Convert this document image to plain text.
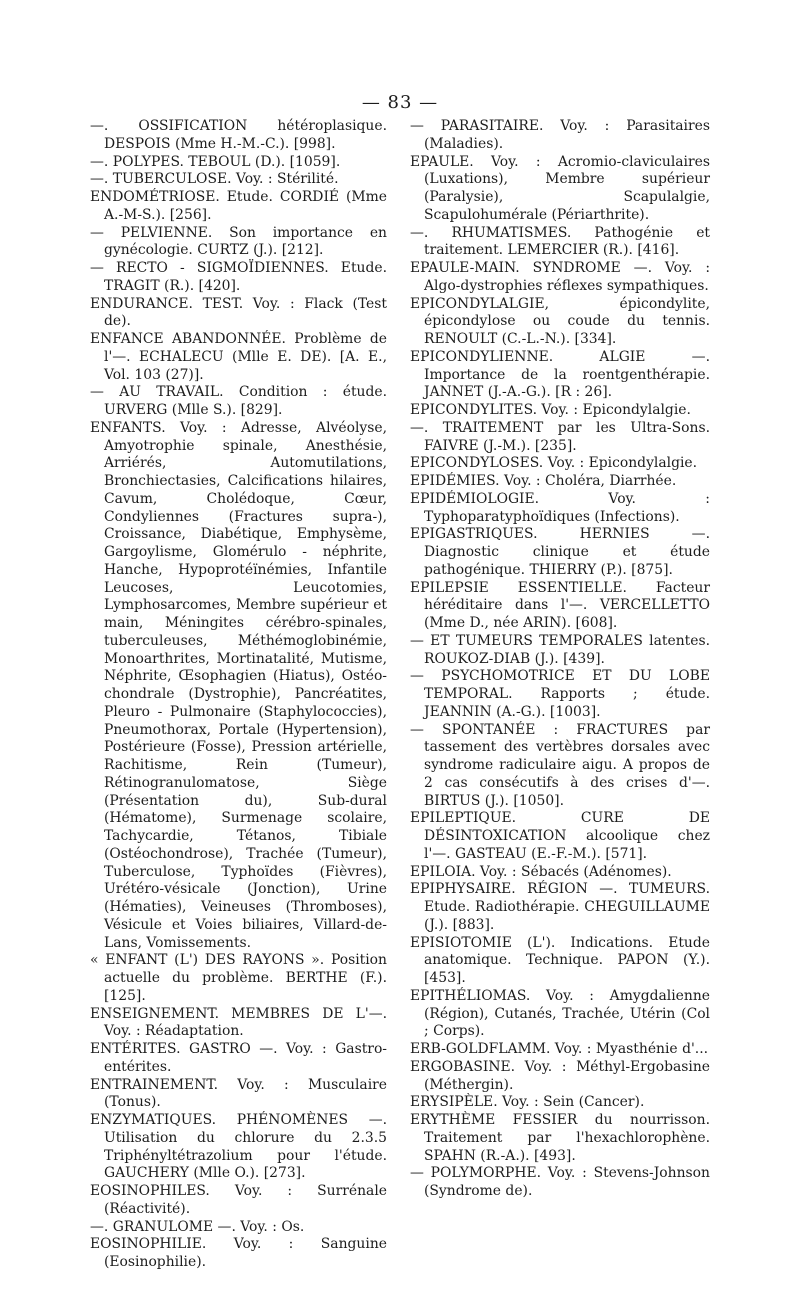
— 83 —

—. OSSIFICATION hétéroplasique. DESPOIS (Mme H.-M.-C.). [998].

—. POLYPES. TEBOUL (D.). [1059].

—. TUBERCULOSE. Voy. : Stérilité.

ENDOMÉTRIOSE. Etude. CORDIÉ (Mme A.-M-S.). [256].

— PELVIENNE. Son importance en gynécologie. CURTZ (J.). [212].

— RECTO - SIGMOÏDIENNES. Etude. TRAGIT (R.). [420].

ENDURANCE. TEST. Voy. : Flack (Test de).

ENFANCE ABANDONNÉE. Problème de l'—. ECHALECU (Mlle E. DE). [A. E., Vol. 103 (27)].

— AU TRAVAIL. Condition : étude. URVERG (Mlle S.). [829].

ENFANTS. Voy. : Adresse, Alvéolyse, Amyotrophie spinale, Anesthésie, Arriérés, Automutilations, Bronchiectasies, Calcifications hilaires, Cavum, Cholédoque, Cœur, Condyliennes (Fractures supra-), Croissance, Diabétique, Emphysème, Gargoylisme, Glomérulo - néphrite, Hanche, Hypoprotéïnémies, Infantile Leucoses, Leucotomies, Lymphosarcomes, Membre supérieur et main, Méningites cérébro-spinales, tuberculeuses, Méthémoglobinémie, Monoarthrites, Mortinatalité, Mutisme, Néphrite, Œsophagien (Hiatus), Ostéo-chondrale (Dystrophie), Pancréatites, Pleuro - Pulmonaire (Staphylococcies), Pneumothorax, Portale (Hypertension), Postérieure (Fosse), Pression artérielle, Rachitisme, Rein (Tumeur), Rétinogranulomatose, Siège (Présentation du), Sub-dural (Hématome), Surmenage scolaire, Tachycardie, Tétanos, Tibiale (Ostéochondrose), Trachée (Tumeur), Tuberculose, Typhoïdes (Fièvres), Urétéro-vésicale (Jonction), Urine (Hématies), Veineuses (Thromboses), Vésicule et Voies biliaires, Villard-de-Lans, Vomissements.

« ENFANT (L') DES RAYONS ». Position actuelle du problème. BERTHE (F.). [125].

ENSEIGNEMENT. MEMBRES DE L'—. Voy. : Réadaptation.

ENTÉRITES. GASTRO —. Voy. : Gastro-entérites.

ENTRAINEMENT. Voy. : Musculaire (Tonus).

ENZYMATIQUES. PHÉNOMÈNES —. Utilisation du chlorure du 2.3.5 Triphényltétrazolium pour l'étude. GAUCHERY (Mlle O.). [273].

EOSINOPHILES. Voy. : Surrénale (Réactivité).

—. GRANULOME —. Voy. : Os.

EOSINOPHILIE. Voy. : Sanguine (Eosinophilie).

— PARASITAIRE. Voy. : Parasitaires (Maladies).

EPAULE. Voy. : Acromio-claviculaires (Luxations), Membre supérieur (Paralysie), Scapulalgie, Scapulohumérale (Périarthrite).

—. RHUMATISMES. Pathogénie et traitement. LEMERCIER (R.). [416].

EPAULE-MAIN. SYNDROME —. Voy. : Algo-dystrophies réflexes sympathiques.

EPICONDYLALGIE, épicondylite, épicondylose ou coude du tennis. RENOULT (C.-L.-N.). [334].

EPICONDYLIENNE. ALGIE —. Importance de la roentgenthérapie. JANNET (J.-A.-G.). [R : 26].

EPICONDYLITES. Voy. : Epicondylalgie.

—. TRAITEMENT par les Ultra-Sons. FAIVRE (J.-M.). [235].

EPICONDYLOSES. Voy. : Epicondylalgie.

EPIDÉMIES. Voy. : Choléra, Diarrhée.

EPIDÉMIOLOGIE. Voy. : Typhoparatyphoïdiques (Infections).

EPIGASTRIQUES. HERNIES —. Diagnostic clinique et étude pathogénique. THIERRY (P.). [875].

EPILEPSIE ESSENTIELLE. Facteur héréditaire dans l'—. VERCELLETTO (Mme D., née ARIN). [608].

— ET TUMEURS TEMPORALES latentes. ROUKOZ-DIAB (J.). [439].

— PSYCHOMOTRICE ET DU LOBE TEMPORAL. Rapports ; étude. JEANNIN (A.-G.). [1003].

— SPONTANÉE : FRACTURES par tassement des vertèbres dorsales avec syndrome radiculaire aigu. A propos de 2 cas consécutifs à des crises d'—. BIRTUS (J.). [1050].

EPILEPTIQUE. CURE DE DÉSINTOXICATION alcoolique chez l'—. GASTEAU (E.-F.-M.). [571].

EPILOIA. Voy. : Sébacés (Adénomes).

EPIPHYSAIRE. RÉGION —. TUMEURS. Etude. Radiothérapie. CHEGUILLAUME (J.). [883].

EPISIOTOMIE (L'). Indications. Etude anatomique. Technique. PAPON (Y.). [453].

EPITHÉLIOMAS. Voy. : Amygdalienne (Région), Cutanés, Trachée, Utérin (Col ; Corps).

ERB-GOLDFLAMM. Voy. : Myasthénie d'...

ERGOBASINE. Voy. : Méthyl-Ergobasine (Méthergin).

ERYSIPÈLE. Voy. : Sein (Cancer).

ERYTHÈME FESSIER du nourrisson. Traitement par l'hexachlorophène. SPAHN (R.-A.). [493].

— POLYMORPHE. Voy. : Stevens-Johnson (Syndrome de).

=-=-=

> Task objective
Copy each line containing the word "Mlle" from the data.

> Exercise response
ENFANCE ABANDONNÉE. Problème de l'—. ECHALECU (Mlle E. DE). [A. E., Vol. 103 (27)].
— AU TRAVAIL. Condition : étude. URVERG (Mlle S.). [829].
ENZYMATIQUES. PHÉNOMÈNES —. Utilisation du chlorure du 2.3.5 Triphényltétrazolium pour l'étude. GAUCHERY (Mlle O.). [273].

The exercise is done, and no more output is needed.